(Entries shown)
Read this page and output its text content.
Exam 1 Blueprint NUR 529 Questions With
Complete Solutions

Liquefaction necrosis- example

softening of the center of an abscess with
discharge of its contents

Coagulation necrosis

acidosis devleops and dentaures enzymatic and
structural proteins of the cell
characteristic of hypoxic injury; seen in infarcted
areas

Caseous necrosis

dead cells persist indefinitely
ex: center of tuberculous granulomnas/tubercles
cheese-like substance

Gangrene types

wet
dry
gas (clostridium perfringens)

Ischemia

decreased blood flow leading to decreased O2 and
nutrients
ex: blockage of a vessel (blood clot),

(Directions for this task) Reprint the entries above in full, exactly as they are.

(Response to this task)
Read this page and output its text content.
Exam 1 Blueprint NUR 529 Questions With
Complete Solutions

Liquefaction necrosis- example

softening of the center of an abscess with
discharge of its contents

Coagulation necrosis

acidosis devleops and dentaures enzymatic and
structural proteins of the cell
characteristic of hypoxic injury; seen in infarcted
areas

Caseous necrosis

dead cells persist indefinitely
ex: center of tuberculous granulomnas/tubercles
cheese-like substance

Gangrene types

wet
dry
gas (clostridium perfringens)

Ischemia

decreased blood flow leading to decreased O2 and
nutrients
ex: blockage of a vessel (blood clot),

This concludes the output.